▶ [Task description] Repeat the rows exactly, starting with the line that contains "breathing-callout: Breathing rate" and going up to and including the line that contains "lungs-icon — [860, 269, 1003, 464]".

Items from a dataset
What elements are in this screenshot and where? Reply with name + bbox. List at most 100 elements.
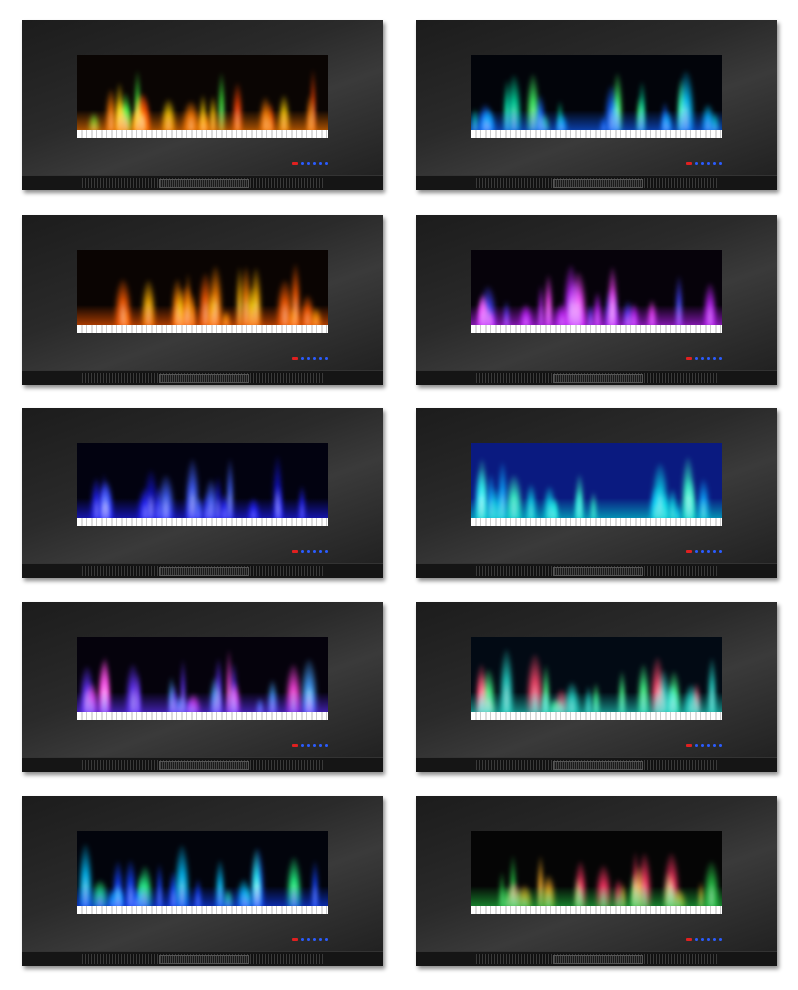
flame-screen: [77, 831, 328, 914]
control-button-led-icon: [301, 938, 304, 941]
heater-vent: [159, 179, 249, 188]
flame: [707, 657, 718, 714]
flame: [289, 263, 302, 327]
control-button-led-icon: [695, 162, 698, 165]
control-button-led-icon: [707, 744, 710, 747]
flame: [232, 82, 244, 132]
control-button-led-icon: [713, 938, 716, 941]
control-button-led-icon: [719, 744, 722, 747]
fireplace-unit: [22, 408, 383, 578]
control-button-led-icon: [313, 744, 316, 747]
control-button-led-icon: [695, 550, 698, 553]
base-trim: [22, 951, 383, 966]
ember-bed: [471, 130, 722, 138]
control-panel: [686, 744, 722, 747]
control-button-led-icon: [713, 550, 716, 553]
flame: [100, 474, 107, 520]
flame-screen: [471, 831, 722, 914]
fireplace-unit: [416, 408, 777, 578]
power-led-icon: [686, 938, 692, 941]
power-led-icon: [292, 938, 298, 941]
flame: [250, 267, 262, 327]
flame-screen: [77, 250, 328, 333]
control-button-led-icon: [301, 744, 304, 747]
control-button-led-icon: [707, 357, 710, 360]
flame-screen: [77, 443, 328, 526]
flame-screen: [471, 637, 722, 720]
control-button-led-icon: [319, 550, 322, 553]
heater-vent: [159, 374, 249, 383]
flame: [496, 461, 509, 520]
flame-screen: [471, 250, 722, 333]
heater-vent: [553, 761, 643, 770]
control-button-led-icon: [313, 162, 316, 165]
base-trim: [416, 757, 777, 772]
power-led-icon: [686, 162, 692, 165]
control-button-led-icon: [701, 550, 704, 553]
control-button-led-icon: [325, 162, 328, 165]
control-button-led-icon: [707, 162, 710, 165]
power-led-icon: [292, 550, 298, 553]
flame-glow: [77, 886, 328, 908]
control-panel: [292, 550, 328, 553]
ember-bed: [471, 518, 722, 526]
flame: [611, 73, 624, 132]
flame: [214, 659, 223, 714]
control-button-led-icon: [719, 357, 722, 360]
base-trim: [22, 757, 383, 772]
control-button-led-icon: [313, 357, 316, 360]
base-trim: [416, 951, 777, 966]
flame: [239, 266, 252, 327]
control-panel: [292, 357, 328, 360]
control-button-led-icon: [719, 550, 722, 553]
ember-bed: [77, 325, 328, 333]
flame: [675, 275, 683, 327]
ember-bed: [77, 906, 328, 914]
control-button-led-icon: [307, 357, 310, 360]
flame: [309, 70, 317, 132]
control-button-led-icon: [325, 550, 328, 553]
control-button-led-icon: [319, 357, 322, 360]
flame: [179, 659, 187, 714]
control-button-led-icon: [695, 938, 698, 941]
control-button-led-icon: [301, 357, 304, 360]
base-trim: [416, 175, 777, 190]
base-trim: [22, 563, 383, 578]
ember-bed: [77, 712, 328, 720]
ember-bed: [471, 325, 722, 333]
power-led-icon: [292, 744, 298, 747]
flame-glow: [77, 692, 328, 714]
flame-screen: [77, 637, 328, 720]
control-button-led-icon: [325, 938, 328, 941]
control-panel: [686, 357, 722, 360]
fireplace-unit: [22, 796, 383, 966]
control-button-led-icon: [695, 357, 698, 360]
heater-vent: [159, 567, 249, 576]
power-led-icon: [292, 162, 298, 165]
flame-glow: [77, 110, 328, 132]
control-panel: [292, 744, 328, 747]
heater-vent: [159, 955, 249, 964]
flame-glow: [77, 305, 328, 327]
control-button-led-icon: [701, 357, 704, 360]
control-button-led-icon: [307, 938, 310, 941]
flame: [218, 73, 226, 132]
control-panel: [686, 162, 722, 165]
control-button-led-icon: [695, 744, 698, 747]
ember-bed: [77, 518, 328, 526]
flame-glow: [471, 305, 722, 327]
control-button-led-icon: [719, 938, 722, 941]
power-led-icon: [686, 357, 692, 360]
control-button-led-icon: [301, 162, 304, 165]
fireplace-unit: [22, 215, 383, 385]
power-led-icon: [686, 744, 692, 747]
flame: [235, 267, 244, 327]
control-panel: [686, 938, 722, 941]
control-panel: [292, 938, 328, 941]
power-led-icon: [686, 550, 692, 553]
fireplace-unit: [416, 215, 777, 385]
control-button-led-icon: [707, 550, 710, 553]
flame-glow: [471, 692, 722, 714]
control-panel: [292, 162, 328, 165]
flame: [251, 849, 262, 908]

--

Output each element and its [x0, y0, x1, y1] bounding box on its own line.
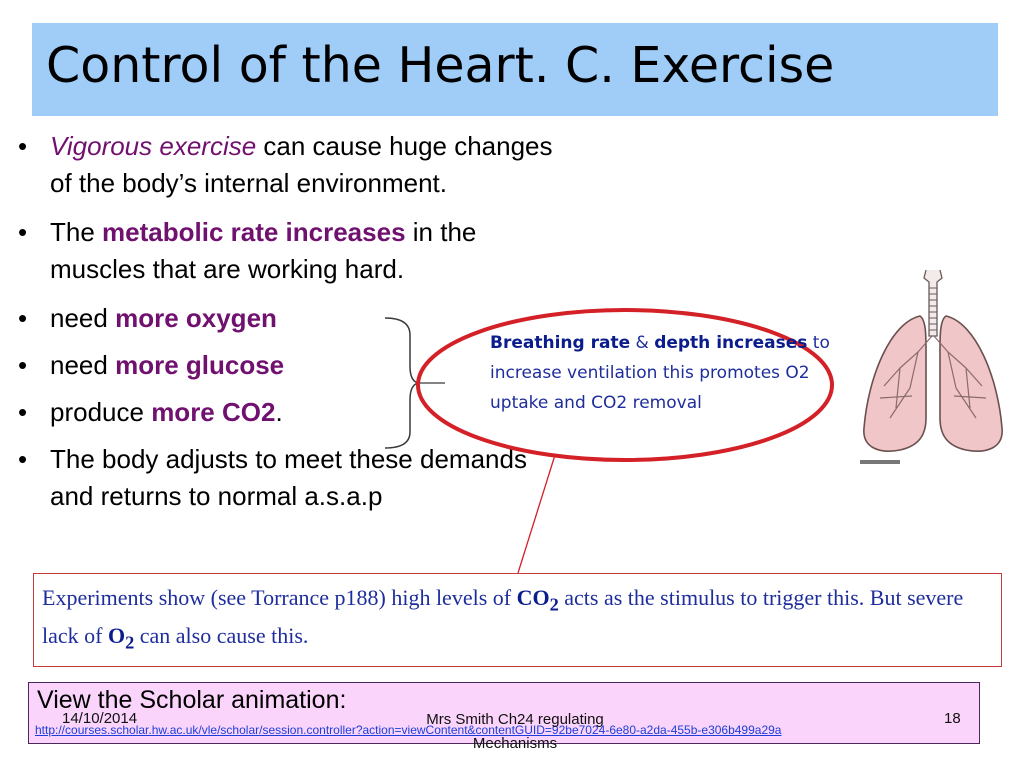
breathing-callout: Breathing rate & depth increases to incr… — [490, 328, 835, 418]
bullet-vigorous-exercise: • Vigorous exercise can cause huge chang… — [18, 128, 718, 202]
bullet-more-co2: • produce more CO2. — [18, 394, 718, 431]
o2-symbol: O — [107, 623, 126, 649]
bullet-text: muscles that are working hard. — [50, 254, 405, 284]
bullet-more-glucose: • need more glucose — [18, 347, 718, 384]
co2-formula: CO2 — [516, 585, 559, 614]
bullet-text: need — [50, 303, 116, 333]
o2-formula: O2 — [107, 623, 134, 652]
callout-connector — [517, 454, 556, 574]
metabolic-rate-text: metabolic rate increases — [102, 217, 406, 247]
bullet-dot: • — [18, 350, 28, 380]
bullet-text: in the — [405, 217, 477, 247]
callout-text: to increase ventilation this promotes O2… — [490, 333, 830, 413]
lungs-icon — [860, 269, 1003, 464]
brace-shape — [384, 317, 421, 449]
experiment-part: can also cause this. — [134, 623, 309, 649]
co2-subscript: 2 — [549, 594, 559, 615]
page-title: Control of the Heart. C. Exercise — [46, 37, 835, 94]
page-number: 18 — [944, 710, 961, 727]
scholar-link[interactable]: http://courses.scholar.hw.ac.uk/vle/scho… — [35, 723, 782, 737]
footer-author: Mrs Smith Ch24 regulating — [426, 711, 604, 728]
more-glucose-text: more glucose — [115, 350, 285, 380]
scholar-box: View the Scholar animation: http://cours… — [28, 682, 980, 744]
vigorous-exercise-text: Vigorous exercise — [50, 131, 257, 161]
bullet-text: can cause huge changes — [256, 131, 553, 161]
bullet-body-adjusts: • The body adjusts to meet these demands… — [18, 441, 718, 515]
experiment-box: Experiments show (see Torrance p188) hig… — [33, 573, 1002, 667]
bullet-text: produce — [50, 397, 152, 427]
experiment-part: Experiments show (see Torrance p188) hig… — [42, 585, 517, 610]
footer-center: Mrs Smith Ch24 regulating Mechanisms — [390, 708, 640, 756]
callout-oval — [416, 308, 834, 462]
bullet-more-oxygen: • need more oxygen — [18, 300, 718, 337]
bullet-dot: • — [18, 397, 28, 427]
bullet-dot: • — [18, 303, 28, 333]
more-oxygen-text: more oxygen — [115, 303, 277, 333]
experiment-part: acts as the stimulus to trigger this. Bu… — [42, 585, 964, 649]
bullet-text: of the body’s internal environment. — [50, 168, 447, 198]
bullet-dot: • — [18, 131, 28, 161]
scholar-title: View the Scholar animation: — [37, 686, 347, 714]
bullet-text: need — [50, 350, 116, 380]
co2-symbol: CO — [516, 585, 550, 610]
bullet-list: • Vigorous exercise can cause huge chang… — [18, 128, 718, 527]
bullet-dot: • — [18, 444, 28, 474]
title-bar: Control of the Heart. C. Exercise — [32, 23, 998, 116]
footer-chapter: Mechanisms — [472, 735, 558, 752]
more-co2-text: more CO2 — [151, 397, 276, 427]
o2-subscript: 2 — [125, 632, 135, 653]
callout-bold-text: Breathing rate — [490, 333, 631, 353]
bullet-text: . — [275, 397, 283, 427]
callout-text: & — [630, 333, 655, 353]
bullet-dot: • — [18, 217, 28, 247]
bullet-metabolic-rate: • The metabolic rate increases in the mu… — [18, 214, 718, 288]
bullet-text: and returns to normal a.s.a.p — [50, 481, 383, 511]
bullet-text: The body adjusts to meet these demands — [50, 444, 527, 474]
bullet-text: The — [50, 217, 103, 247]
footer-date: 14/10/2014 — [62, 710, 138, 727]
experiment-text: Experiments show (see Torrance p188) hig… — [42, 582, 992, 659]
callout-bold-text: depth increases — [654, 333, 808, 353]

▶ [Task answer]
breathing-callout: Breathing rate & depth increases to incr… — [490, 328, 835, 418]
bullet-vigorous-exercise: • Vigorous exercise can cause huge chang… — [18, 128, 718, 202]
bullet-more-co2: • produce more CO2. — [18, 394, 718, 431]
o2-symbol: O — [107, 623, 126, 649]
bullet-text: muscles that are working hard. — [50, 254, 405, 284]
bullet-more-glucose: • need more glucose — [18, 347, 718, 384]
co2-formula: CO2 — [516, 585, 559, 614]
bullet-text: need — [50, 303, 116, 333]
o2-formula: O2 — [107, 623, 134, 652]
callout-connector — [517, 454, 556, 574]
metabolic-rate-text: metabolic rate increases — [102, 217, 406, 247]
bullet-dot: • — [18, 350, 28, 380]
bullet-text: in the — [405, 217, 477, 247]
callout-text: to increase ventilation this promotes O2… — [490, 333, 830, 413]
lungs-icon — [860, 269, 1003, 464]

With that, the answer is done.